**短文**
▼▼▼
在大陆法系国家,日常家事代理权均限定在只有具有合法夫妻关系的男女之间才能享有。在日本,有的学者认为由于事实婚姻关系在实践中从外部难以判断,为保护第三人利益,事实婚姻中的男女地位也应推定适用日常家事代理权。[13]在我国未来立法中应明确规定,日常家事代理权只存在于具有合法婚姻关系的配偶之间,没有合法婚姻关系的男女之间则不能互享此代理权。
(三)日常家事代理权的行使
夫妻在行使日常家事代理权时,应以什么名义进行?这在古罗马法和日尔曼法中存在差异,在古罗马的夫权制度下,妻子基于“锁轮权”处理日常家事是代理丈夫为法律行为,应以丈夫的名义为之。[14]而依日尔曼法,由于认为日常家事代理权为婚姻的当然效力,夫和妻均为夫妻共同体之代表,故应以夫妻双方共同名义来行使。在现代民法上,日常家事代理权的机理就是一种夫妻互为承担责任的代理,无论以夫的名义或是以妻的名义还是以共同的名义均可行使,而不必严守以本人名义的条件。这应为我国立法所接纳。
为促使夫妻一方谨慎行使代理权,各国立法对日常家事代理权的行使者设计了相应的注意义务。如《德国民法典》第1359条规定:“婚姻双方在履行因婚姻关系所生之义务时,相互之间只需尽到其对自己的事务通常所尽到的注意即可。”日本、我国大陆和台湾地区民法学界也都持此观点。
(四)日常家事代理权的限制
在各国民法上,一般都设有这样的规定,即夫妻一方在滥用日常家事代理权时,另一方可对此加以限制,但这一限制能否对抗第三人,则应根据不同的情况而定。如《瑞士民法典》规定:“妻对于家务,滥用法律上赋予的代表权或被证明无行使该权利的能力时,夫可全部或部分地剥夺其代表权。妻被剥夺代表权,并经主管官厅公告该权利被剥夺后,始有对抗善意第三人的效力。”我国台湾地区民法第1003条第2款规定:“夫妻一方滥用前项代理权(指日常家事代理权)时,他方得限制之。但不得对抗善意第三人。”《日本民法典》第761条也有类似规定。《德国民法典》第1357条第2款规定:“婚姻一方可以限制或排除婚姻另一方处理其效力及于自己的事务的权利;如果此种限制或排除无充分理由,则经申请,由监护法院撤销之。此种限制或排除仅依照本法第1412条的规定(即登记于夫妻财产登记簿或为第三人所知)相对于第三人有效。”上述规定的共同之处在于:一方滥用日常家事代理权,他方有权对对方的行为予以限制,这种限制如经过登记或正式通知第三人,他方不承担连带责任。反之,这种限制如未经登记或不为第三人所知,则不可对抗第三人,他方应承担连带责任。这种做法的合理性在于,能够比较合理地平衡夫妻一方和第三人之间的利益关系,值得我国未来立法借鉴。
注释:
[1]他权人是指处于其他市民的权力支配之下的市民,这种权力被分为家长权、夫权和买主权三种。参见周楠:《罗马法原论》(上册),商务印书馆1996年版,第107页。
▲▲▲
**阅读理解**
1. 请将短文中以“夫妻在行使日常家事代理权时”开头的段落改写成简要列表,保留其主要事实。
2. 按照短文所引《德国民法典》第1359条,婚姻双方履行因婚姻关系所生之义务时,相互之间需尽到何种程度的注意?

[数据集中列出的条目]
▼▼▼
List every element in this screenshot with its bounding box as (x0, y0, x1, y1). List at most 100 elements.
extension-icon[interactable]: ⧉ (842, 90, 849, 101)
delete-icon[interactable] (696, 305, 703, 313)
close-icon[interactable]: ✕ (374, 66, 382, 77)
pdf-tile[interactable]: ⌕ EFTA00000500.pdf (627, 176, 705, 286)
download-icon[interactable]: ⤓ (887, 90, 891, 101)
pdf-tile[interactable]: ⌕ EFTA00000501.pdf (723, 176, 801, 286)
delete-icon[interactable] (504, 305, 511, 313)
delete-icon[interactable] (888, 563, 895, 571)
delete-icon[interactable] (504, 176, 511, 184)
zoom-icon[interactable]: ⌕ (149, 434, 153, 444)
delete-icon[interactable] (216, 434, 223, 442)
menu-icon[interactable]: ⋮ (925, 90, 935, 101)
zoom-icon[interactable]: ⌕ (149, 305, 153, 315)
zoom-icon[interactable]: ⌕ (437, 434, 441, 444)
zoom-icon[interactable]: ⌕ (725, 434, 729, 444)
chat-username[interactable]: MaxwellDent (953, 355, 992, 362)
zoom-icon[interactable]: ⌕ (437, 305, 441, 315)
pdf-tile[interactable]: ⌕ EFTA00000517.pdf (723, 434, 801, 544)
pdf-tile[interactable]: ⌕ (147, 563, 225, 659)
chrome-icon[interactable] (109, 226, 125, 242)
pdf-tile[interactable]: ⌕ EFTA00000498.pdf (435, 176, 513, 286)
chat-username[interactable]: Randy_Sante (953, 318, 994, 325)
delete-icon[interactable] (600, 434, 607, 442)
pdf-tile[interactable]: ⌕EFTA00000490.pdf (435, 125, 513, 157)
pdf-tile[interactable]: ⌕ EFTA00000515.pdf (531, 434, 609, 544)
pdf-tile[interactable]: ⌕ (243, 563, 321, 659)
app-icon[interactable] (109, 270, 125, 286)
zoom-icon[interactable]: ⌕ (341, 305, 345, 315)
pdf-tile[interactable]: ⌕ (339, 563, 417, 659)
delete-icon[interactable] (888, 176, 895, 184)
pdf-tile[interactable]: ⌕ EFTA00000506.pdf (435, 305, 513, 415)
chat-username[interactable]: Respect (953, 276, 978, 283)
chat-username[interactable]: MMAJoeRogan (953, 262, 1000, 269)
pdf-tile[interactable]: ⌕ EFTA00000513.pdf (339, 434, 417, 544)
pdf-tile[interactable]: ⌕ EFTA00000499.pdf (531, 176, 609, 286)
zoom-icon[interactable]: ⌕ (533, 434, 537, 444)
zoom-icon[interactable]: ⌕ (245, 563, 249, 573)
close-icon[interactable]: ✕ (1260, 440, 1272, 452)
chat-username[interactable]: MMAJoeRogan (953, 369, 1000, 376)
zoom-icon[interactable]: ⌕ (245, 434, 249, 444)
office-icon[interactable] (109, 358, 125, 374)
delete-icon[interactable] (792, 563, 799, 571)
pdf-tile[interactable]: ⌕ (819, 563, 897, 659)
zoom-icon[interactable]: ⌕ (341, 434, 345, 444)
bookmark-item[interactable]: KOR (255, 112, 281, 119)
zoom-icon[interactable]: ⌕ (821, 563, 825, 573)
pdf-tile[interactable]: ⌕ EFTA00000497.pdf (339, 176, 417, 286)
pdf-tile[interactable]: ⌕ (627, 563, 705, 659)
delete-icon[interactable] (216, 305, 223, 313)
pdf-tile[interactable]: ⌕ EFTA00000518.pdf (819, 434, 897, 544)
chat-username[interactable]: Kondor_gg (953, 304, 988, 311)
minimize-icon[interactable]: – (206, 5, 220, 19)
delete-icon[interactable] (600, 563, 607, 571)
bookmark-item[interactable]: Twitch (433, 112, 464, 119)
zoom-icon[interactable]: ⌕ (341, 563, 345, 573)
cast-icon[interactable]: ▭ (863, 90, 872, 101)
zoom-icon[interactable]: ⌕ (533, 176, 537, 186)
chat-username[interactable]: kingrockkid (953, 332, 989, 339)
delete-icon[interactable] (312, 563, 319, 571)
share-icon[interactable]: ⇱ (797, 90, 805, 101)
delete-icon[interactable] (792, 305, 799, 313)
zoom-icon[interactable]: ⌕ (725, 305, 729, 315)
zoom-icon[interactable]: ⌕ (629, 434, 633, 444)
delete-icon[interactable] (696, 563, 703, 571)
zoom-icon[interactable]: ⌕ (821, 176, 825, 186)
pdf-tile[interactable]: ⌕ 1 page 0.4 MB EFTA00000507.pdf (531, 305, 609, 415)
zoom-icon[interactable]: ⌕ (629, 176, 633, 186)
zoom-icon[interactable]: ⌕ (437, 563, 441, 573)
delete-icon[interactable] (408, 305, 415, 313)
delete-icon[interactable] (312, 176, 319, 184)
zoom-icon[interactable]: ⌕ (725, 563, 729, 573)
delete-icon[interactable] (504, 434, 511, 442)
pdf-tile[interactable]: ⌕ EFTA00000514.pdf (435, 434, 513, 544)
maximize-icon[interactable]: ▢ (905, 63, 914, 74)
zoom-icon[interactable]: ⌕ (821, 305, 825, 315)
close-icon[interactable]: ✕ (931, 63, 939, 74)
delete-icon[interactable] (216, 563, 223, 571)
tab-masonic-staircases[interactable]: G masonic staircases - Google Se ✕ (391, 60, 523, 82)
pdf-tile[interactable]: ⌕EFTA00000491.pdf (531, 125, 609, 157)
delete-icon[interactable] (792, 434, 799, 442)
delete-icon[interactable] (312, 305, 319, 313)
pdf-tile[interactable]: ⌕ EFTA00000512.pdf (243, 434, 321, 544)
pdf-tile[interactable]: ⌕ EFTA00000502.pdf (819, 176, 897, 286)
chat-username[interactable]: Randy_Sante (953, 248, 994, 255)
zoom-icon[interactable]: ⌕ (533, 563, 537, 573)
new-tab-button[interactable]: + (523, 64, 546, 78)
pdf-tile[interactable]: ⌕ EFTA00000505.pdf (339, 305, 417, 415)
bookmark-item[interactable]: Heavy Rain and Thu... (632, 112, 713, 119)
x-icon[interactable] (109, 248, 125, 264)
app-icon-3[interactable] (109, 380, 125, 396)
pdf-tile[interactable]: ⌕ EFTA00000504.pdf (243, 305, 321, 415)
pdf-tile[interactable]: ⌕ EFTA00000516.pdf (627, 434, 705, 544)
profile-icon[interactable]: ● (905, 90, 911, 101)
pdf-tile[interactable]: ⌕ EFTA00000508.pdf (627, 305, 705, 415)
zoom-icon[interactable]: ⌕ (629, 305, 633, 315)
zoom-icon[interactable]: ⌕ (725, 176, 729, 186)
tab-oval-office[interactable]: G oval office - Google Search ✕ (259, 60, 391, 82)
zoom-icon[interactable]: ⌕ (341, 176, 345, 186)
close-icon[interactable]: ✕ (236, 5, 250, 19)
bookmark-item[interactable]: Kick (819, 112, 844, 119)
▲▲▲
**参考答案**
1.
- 古罗马法:在夫权制度下,妻子基于“锁轮权”处理日常家事,属于代理丈夫为法律行为,应以丈夫的名义行使。
- 日尔曼法:日常家事代理权是婚姻的当然效力,夫和妻都是夫妻共同体的代表,应以双方共同名义行使。
- 现代民法:日常家事代理权是夫妻互为承担责任的代理,以夫的名义、妻的名义或共同名义均可行使,不必严守以本人名义的条件。
- 短文认为,现代民法的做法应为我国立法所接纳。

2. 只需尽到其对自己的事务通常所尽到的注意。